- **EXERCISE GOAL**
Select all lines in the records that include "Aracajú".

- **EXERCISE INPUT**
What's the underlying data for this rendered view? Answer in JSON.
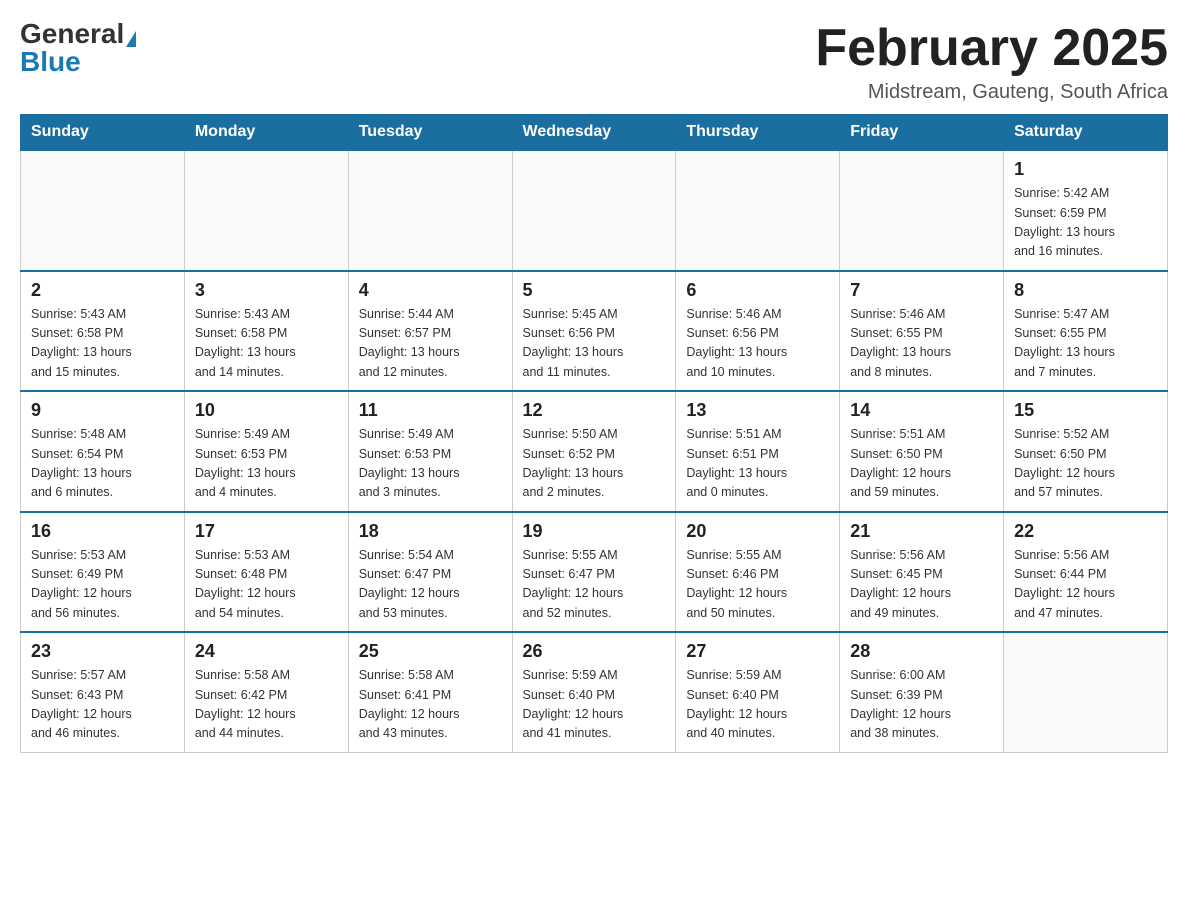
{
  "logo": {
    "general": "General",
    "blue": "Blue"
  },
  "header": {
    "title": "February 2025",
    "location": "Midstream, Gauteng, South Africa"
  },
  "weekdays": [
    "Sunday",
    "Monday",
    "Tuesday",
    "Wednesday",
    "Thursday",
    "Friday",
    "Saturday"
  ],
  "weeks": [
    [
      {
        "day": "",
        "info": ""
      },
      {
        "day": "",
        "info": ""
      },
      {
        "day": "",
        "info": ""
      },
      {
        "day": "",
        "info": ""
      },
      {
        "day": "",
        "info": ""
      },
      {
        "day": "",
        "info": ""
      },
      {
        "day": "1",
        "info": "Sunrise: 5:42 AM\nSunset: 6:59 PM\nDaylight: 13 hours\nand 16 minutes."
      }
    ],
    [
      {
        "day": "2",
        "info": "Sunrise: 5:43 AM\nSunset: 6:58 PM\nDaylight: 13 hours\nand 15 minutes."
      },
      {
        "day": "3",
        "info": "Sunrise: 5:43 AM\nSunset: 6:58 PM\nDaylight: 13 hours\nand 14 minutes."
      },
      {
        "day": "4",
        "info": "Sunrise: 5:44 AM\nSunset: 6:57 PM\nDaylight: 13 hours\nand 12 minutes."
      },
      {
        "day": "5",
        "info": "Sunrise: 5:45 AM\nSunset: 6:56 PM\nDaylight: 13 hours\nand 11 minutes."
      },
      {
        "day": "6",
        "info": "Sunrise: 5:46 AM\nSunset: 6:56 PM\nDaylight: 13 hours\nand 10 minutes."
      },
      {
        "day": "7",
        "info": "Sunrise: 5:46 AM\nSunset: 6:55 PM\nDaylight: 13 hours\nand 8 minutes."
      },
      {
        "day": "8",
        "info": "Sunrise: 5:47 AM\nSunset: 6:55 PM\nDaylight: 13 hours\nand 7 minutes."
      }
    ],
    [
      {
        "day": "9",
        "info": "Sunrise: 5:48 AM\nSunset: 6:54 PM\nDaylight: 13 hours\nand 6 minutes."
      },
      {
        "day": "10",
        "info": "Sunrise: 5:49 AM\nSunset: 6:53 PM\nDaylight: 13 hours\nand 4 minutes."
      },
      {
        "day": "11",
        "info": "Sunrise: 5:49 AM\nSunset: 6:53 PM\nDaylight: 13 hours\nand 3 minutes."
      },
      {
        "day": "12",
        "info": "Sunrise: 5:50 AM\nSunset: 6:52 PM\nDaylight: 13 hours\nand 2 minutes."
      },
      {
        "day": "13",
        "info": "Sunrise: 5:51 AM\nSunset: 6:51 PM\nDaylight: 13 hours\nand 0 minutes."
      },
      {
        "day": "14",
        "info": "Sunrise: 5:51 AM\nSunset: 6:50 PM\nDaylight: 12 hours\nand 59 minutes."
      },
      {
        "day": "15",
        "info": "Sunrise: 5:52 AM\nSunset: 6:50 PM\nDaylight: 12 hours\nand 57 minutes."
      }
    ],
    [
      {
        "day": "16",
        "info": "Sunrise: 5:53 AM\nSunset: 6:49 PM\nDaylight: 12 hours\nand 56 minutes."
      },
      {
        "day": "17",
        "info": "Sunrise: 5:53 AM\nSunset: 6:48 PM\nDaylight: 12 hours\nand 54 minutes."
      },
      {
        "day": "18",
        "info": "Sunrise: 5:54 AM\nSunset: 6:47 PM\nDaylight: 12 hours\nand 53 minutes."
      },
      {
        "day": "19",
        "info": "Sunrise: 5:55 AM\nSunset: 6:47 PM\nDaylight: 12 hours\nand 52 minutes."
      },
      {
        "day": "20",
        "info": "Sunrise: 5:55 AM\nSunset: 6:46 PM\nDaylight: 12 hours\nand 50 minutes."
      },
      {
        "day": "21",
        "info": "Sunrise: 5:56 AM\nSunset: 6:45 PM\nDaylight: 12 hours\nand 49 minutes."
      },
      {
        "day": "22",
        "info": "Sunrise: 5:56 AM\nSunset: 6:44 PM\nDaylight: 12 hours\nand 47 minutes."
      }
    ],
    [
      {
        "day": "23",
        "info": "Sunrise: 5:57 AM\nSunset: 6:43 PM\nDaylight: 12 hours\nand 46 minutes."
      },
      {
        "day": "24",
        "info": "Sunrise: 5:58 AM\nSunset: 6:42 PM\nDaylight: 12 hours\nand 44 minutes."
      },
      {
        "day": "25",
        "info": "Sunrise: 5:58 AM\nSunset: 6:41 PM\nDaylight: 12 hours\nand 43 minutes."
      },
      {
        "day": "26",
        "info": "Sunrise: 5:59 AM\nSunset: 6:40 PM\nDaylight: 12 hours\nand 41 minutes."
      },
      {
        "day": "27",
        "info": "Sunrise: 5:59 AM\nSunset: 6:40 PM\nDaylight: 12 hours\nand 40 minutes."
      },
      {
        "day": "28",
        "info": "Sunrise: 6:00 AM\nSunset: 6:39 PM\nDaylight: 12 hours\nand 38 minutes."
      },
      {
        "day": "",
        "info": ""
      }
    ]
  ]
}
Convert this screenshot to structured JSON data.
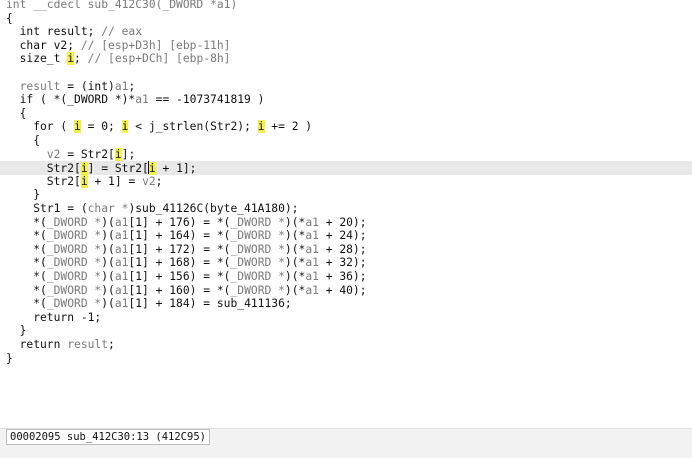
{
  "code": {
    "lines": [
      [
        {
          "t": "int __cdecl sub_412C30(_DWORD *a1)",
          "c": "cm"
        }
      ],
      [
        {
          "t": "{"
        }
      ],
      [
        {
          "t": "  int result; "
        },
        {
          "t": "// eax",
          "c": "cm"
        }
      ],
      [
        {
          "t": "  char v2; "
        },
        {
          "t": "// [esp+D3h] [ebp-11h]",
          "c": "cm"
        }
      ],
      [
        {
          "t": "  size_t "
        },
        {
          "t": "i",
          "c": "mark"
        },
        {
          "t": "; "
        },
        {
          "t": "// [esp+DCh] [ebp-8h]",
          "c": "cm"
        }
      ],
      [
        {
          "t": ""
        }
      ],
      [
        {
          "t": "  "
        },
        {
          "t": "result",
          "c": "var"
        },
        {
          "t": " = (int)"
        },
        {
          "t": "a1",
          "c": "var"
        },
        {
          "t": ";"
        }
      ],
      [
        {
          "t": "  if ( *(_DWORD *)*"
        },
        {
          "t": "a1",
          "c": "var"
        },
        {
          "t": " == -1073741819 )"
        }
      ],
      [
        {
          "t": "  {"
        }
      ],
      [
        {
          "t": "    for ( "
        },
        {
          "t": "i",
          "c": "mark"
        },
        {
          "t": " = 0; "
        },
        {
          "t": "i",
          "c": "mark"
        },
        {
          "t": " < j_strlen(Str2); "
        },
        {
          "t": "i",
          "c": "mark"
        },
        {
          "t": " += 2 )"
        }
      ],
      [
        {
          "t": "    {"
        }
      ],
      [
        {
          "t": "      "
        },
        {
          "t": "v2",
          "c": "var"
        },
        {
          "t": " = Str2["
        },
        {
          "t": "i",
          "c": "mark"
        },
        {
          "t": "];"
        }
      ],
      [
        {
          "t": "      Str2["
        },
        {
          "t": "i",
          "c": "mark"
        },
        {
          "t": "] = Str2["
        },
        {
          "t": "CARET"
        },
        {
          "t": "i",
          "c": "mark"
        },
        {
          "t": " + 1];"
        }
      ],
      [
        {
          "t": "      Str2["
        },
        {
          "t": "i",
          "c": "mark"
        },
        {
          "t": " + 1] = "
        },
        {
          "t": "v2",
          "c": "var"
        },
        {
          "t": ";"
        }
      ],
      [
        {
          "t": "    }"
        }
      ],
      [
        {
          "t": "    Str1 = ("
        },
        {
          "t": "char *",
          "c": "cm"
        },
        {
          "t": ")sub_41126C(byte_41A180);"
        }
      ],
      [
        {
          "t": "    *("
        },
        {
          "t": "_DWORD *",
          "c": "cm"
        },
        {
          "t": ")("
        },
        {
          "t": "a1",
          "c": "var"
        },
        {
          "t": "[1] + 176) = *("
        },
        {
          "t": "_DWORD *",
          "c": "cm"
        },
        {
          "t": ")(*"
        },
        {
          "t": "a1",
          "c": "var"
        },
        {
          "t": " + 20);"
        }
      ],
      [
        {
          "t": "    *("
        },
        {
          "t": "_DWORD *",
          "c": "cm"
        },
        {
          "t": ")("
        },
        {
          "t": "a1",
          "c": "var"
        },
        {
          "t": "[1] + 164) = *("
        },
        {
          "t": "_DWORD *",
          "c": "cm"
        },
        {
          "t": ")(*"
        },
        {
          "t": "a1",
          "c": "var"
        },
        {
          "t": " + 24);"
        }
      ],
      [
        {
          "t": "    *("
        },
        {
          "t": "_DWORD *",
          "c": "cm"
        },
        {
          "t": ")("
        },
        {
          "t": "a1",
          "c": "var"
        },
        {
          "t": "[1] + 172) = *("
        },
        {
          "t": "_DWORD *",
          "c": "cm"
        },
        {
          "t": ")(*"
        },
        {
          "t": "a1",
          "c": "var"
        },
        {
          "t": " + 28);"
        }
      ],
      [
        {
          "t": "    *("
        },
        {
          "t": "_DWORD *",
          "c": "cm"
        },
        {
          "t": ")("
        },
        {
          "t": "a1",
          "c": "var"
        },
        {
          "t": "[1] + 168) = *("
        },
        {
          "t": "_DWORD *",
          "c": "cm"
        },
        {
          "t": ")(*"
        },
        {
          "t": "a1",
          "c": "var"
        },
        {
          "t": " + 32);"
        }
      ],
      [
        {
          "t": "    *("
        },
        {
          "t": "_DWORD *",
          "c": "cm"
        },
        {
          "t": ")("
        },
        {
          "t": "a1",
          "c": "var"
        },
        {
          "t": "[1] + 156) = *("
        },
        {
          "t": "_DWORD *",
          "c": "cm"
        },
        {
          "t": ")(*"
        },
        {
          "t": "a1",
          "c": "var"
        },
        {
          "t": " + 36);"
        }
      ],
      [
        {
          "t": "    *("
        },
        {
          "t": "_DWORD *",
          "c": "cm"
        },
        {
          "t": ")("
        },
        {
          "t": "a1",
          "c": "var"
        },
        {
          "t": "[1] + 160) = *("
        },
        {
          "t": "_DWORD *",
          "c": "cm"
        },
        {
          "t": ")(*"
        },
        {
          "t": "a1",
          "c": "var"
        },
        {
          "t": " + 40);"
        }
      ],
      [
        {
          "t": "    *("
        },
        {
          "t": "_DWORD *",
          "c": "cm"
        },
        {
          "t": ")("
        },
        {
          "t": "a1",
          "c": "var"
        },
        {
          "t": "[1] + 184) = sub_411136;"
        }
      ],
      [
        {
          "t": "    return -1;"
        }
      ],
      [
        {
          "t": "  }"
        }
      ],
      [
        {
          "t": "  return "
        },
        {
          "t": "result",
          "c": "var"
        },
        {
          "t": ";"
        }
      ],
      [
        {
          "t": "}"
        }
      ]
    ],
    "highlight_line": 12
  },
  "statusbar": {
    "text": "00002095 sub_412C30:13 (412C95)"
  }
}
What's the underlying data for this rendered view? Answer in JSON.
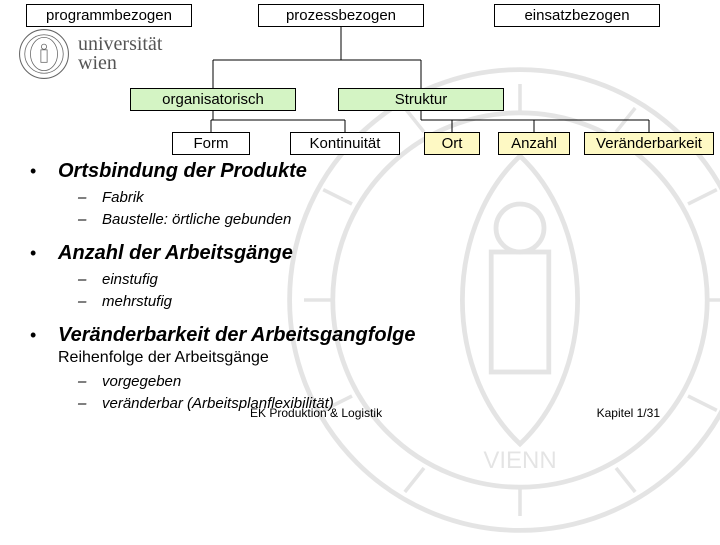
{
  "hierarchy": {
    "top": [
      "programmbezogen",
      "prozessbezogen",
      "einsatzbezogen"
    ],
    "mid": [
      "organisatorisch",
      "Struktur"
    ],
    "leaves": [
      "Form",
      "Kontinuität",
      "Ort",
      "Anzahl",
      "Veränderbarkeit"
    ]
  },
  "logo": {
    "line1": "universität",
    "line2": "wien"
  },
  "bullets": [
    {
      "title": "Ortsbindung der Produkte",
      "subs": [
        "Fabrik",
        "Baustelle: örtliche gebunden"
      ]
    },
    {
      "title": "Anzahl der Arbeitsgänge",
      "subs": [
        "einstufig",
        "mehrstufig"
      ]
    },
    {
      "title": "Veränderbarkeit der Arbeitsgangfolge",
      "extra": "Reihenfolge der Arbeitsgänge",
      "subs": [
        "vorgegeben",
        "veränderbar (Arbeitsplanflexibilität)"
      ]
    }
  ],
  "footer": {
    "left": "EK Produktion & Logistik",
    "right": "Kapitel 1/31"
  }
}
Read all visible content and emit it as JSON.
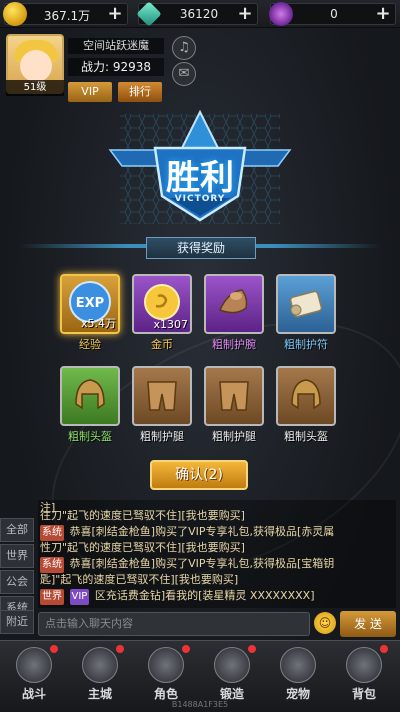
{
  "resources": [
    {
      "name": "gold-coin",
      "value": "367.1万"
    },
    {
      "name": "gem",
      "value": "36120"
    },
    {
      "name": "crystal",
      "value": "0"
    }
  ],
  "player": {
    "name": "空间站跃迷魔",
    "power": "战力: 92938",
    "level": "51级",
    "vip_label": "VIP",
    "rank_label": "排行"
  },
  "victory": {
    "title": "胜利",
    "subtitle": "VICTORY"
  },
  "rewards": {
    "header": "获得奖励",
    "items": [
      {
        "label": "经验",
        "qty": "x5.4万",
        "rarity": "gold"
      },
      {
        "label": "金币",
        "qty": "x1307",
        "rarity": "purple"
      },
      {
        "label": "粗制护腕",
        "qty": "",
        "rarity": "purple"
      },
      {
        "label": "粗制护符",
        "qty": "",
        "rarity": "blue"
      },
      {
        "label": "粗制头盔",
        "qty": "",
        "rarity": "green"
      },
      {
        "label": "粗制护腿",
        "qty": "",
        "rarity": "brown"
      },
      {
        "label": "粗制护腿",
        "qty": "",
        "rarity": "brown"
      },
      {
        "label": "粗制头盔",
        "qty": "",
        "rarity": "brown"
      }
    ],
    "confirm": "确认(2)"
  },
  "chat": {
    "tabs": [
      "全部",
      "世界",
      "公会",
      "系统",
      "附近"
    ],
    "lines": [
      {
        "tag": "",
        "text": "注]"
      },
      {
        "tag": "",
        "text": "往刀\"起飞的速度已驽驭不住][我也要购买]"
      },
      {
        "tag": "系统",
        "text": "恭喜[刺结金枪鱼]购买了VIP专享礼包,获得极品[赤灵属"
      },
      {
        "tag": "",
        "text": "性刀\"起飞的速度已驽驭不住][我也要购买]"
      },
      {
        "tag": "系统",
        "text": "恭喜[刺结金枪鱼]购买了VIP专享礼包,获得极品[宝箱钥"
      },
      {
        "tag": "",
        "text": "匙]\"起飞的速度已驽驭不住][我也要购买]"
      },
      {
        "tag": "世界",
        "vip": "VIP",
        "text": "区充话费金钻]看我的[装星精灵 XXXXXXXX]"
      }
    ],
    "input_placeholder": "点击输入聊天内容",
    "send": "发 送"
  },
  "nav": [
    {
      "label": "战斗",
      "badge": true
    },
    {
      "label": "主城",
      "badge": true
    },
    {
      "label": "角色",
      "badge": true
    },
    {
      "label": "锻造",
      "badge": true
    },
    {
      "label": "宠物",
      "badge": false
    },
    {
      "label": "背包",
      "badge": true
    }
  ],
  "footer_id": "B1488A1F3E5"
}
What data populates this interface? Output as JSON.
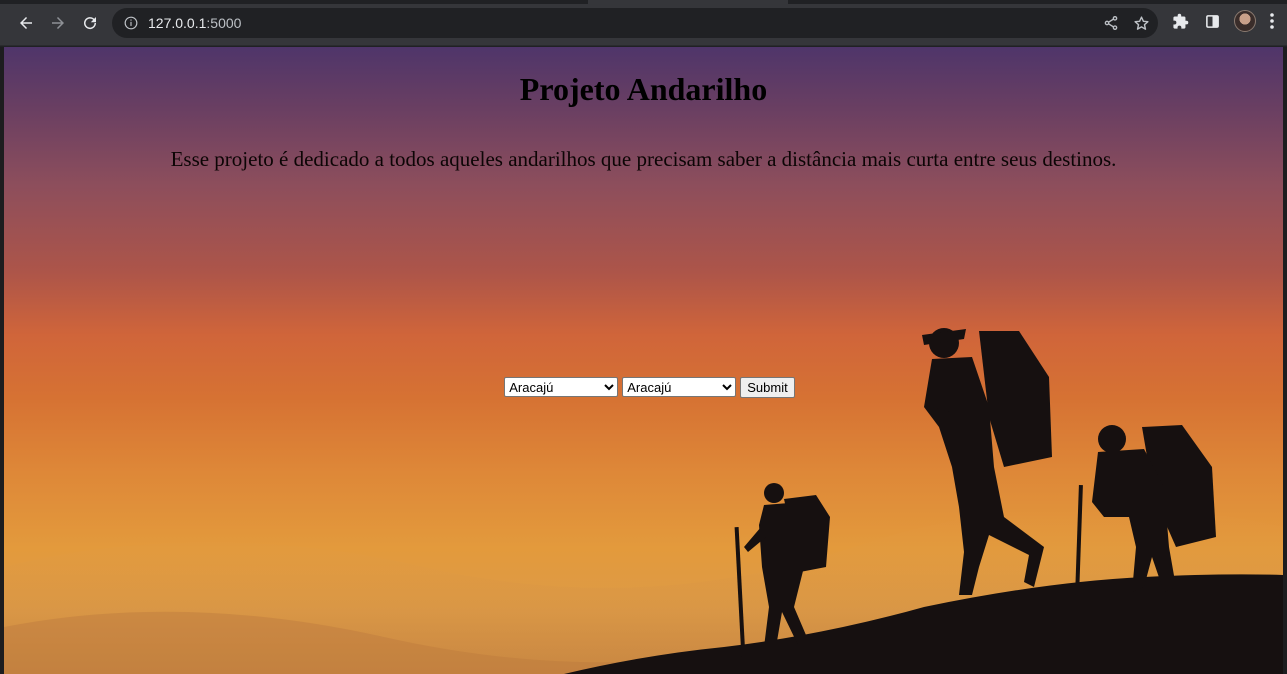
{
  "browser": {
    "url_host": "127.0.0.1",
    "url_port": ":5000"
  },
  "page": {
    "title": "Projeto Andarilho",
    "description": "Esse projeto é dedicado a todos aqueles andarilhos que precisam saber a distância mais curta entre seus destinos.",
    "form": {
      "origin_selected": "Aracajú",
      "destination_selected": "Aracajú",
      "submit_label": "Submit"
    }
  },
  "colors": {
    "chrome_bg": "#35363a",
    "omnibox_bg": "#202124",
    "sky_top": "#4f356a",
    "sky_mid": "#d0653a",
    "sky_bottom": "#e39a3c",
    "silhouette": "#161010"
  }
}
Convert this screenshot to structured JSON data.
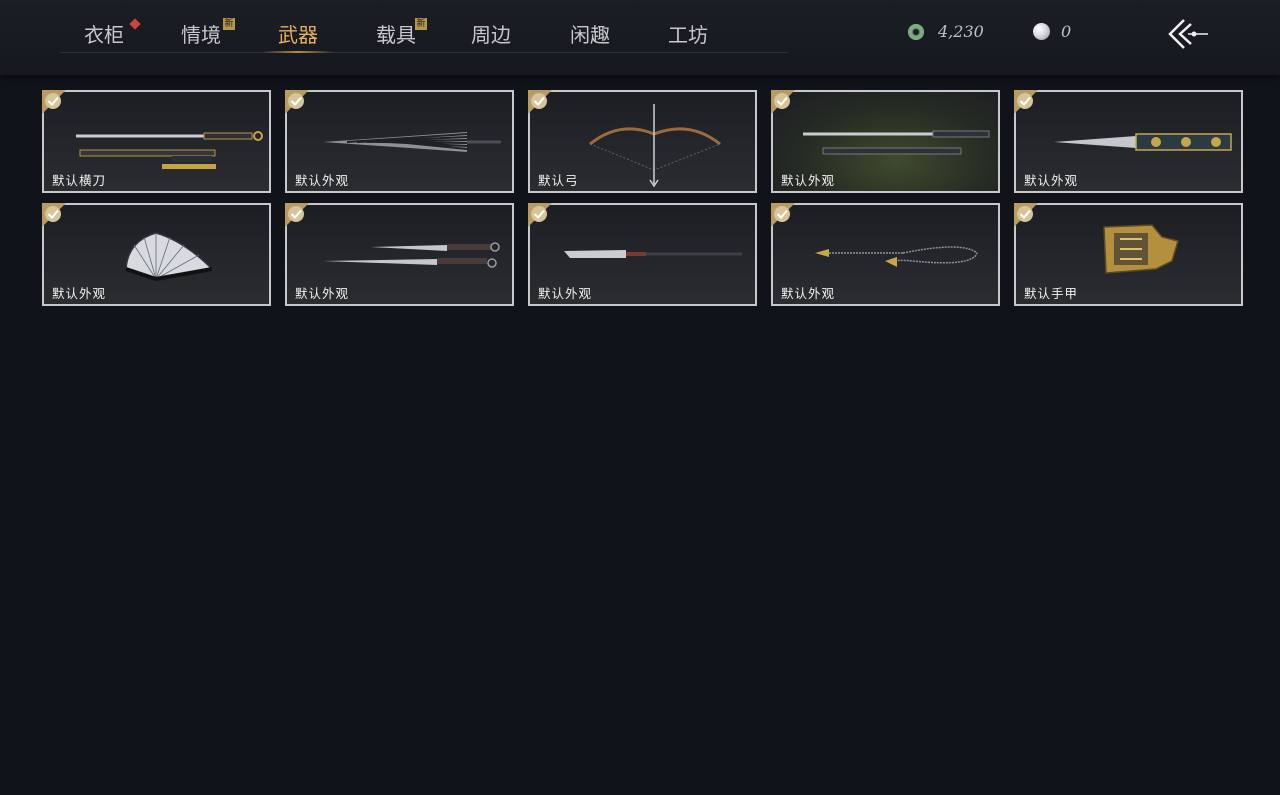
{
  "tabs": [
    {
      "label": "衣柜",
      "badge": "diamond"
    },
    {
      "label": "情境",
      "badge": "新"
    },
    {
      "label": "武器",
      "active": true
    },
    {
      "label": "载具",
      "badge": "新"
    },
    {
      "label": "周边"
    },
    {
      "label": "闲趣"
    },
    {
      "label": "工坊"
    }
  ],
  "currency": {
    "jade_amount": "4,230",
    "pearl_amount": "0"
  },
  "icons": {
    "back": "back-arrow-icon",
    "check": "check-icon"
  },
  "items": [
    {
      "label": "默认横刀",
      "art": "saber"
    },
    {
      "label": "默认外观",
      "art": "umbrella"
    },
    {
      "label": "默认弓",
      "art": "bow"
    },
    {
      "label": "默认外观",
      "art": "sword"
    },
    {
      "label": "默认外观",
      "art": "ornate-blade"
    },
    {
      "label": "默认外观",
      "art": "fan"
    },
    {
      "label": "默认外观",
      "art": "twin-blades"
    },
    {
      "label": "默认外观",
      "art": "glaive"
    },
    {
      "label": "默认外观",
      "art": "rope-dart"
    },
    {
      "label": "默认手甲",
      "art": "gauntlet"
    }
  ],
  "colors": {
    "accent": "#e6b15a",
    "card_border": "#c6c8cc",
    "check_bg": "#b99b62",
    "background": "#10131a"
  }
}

- **ANSWER TO THE EXERCISE**
      "origin_selected": "Aracajú",
      "destination_selected": "Aracajú",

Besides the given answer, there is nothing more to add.